> **What this task involves**: Return a copy of every line in the records that includes the word "fields".

━━━ Excerpted records ━━━

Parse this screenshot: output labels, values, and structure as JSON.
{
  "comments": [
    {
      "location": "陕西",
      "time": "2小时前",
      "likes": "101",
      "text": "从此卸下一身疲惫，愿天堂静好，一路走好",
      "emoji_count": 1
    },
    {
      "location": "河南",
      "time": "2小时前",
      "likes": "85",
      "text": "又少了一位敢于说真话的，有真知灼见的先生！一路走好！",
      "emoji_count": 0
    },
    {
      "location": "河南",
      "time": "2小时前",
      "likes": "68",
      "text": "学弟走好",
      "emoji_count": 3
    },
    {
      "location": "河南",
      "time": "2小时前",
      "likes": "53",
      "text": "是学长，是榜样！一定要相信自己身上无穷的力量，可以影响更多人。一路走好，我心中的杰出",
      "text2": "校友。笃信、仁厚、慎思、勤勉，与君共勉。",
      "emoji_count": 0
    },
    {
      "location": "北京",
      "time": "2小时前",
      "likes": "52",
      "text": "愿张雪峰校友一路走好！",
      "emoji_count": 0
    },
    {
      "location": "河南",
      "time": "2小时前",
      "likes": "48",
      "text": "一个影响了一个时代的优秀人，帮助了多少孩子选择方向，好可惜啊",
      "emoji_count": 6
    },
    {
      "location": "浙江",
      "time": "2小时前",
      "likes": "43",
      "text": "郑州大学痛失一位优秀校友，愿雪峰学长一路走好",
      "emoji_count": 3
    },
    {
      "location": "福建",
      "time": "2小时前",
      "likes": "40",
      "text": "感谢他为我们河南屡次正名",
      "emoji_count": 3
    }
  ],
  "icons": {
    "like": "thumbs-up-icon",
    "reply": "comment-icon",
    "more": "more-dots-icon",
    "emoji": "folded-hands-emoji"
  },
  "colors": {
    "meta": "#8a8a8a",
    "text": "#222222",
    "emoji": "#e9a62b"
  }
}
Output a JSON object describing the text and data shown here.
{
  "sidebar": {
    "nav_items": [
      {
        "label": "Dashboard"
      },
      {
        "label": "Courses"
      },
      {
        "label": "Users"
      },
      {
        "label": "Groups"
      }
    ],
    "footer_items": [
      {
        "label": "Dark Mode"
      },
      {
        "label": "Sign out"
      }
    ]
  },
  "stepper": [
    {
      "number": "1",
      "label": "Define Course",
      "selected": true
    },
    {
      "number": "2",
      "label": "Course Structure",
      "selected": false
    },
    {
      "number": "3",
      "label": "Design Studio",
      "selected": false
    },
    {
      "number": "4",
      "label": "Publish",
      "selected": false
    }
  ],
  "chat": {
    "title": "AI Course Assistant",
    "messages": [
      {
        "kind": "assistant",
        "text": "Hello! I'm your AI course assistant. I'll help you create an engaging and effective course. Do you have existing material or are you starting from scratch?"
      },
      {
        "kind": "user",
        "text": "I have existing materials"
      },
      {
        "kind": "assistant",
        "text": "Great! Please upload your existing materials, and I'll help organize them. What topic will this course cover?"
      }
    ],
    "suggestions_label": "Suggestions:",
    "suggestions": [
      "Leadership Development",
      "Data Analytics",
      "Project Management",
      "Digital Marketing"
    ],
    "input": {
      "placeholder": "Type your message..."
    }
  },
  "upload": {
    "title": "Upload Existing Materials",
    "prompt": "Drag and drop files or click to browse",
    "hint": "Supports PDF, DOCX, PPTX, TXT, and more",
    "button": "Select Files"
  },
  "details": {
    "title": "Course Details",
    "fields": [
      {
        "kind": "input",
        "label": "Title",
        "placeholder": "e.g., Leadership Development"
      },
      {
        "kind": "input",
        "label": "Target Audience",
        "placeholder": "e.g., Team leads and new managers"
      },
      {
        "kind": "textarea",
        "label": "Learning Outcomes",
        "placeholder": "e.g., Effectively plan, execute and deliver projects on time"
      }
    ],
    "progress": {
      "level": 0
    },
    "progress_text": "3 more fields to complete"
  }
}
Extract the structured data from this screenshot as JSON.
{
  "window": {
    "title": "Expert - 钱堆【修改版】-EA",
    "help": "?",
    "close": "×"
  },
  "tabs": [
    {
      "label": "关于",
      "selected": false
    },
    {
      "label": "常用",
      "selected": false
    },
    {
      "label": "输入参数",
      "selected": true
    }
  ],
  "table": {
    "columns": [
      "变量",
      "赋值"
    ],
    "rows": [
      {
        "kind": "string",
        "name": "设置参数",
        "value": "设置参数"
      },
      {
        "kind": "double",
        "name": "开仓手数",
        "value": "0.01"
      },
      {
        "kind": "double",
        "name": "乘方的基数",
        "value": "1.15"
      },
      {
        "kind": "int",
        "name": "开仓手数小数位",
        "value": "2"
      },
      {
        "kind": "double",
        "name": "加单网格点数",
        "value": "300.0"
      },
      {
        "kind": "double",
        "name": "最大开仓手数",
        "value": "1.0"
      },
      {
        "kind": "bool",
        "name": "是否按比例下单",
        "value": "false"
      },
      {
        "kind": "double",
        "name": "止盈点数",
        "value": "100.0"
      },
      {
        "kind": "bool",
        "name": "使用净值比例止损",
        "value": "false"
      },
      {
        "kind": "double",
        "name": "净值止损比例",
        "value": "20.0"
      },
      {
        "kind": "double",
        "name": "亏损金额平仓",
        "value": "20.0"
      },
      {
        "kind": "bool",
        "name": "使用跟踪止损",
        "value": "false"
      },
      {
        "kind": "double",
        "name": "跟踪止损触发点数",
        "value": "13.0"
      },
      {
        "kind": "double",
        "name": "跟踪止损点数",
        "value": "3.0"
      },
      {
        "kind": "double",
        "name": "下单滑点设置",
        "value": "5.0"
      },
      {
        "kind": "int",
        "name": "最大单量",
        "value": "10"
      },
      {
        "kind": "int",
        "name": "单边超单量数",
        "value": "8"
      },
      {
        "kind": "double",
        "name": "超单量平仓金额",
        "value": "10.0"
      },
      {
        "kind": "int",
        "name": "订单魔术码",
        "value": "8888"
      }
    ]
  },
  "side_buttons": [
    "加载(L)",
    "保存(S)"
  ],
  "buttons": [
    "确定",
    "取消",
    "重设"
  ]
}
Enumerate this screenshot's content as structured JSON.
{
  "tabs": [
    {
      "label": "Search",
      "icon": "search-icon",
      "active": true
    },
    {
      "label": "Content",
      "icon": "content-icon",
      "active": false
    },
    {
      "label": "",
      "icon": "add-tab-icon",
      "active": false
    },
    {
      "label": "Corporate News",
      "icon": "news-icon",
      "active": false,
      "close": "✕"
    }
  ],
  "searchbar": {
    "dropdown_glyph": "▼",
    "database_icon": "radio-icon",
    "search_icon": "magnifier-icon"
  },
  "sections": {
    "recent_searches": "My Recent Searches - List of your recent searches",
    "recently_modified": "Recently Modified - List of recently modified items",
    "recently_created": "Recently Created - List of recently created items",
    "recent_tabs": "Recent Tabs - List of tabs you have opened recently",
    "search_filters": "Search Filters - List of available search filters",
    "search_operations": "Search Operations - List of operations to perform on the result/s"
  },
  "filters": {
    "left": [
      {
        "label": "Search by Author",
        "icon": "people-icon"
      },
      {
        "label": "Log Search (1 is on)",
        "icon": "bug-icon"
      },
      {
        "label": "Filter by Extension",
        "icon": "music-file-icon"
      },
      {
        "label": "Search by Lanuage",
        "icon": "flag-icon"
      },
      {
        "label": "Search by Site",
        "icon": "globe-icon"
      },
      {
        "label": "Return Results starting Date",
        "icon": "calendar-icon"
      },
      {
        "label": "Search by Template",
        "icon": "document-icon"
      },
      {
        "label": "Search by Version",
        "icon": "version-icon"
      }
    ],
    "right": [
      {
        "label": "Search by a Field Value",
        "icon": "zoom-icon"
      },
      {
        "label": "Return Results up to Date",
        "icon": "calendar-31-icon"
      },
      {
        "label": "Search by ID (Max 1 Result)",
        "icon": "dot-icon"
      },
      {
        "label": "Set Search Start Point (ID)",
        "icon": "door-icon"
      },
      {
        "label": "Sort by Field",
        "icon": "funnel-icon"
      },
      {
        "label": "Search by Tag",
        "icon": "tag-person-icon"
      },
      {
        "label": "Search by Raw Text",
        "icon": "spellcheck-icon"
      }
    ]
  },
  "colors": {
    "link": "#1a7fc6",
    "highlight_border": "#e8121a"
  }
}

━━━

> **Result of the task**:
    "fields": [
    "progress_text": "3 more fields to complete"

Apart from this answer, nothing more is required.